[Start of SUPPLIED RECORDS]
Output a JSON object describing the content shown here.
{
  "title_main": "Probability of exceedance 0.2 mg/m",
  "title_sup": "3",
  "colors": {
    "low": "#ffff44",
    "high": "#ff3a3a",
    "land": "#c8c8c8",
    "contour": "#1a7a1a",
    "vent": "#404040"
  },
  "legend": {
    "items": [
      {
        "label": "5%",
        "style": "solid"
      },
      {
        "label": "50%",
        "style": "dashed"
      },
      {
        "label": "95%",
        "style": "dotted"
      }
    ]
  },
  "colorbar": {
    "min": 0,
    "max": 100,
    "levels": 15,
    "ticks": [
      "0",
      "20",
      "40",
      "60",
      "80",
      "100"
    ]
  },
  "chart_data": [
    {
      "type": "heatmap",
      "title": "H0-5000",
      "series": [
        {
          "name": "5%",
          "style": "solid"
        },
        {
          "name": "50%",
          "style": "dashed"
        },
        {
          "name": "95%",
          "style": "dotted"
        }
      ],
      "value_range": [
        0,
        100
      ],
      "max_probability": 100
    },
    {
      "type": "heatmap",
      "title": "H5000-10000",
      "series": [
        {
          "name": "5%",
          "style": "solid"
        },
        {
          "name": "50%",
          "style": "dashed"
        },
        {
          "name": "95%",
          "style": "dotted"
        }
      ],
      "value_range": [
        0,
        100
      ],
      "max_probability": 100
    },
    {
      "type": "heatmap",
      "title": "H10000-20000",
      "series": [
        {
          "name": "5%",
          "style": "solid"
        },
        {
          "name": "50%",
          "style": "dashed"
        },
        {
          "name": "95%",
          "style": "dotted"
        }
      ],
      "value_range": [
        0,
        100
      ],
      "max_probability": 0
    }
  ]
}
[End of SUPPLIED RECORDS]
--- STATED TASK ---
Repeat the data verbatim.

--- OUTPUT FOR THIS TASK ---
Output a JSON object describing the content shown here.
{
  "title_main": "Probability of exceedance 0.2 mg/m",
  "title_sup": "3",
  "colors": {
    "low": "#ffff44",
    "high": "#ff3a3a",
    "land": "#c8c8c8",
    "contour": "#1a7a1a",
    "vent": "#404040"
  },
  "legend": {
    "items": [
      {
        "label": "5%",
        "style": "solid"
      },
      {
        "label": "50%",
        "style": "dashed"
      },
      {
        "label": "95%",
        "style": "dotted"
      }
    ]
  },
  "colorbar": {
    "min": 0,
    "max": 100,
    "levels": 15,
    "ticks": [
      "0",
      "20",
      "40",
      "60",
      "80",
      "100"
    ]
  },
  "chart_data": [
    {
      "type": "heatmap",
      "title": "H0-5000",
      "series": [
        {
          "name": "5%",
          "style": "solid"
        },
        {
          "name": "50%",
          "style": "dashed"
        },
        {
          "name": "95%",
          "style": "dotted"
        }
      ],
      "value_range": [
        0,
        100
      ],
      "max_probability": 100
    },
    {
      "type": "heatmap",
      "title": "H5000-10000",
      "series": [
        {
          "name": "5%",
          "style": "solid"
        },
        {
          "name": "50%",
          "style": "dashed"
        },
        {
          "name": "95%",
          "style": "dotted"
        }
      ],
      "value_range": [
        0,
        100
      ],
      "max_probability": 100
    },
    {
      "type": "heatmap",
      "title": "H10000-20000",
      "series": [
        {
          "name": "5%",
          "style": "solid"
        },
        {
          "name": "50%",
          "style": "dashed"
        },
        {
          "name": "95%",
          "style": "dotted"
        }
      ],
      "value_range": [
        0,
        100
      ],
      "max_probability": 0
    }
  ]
}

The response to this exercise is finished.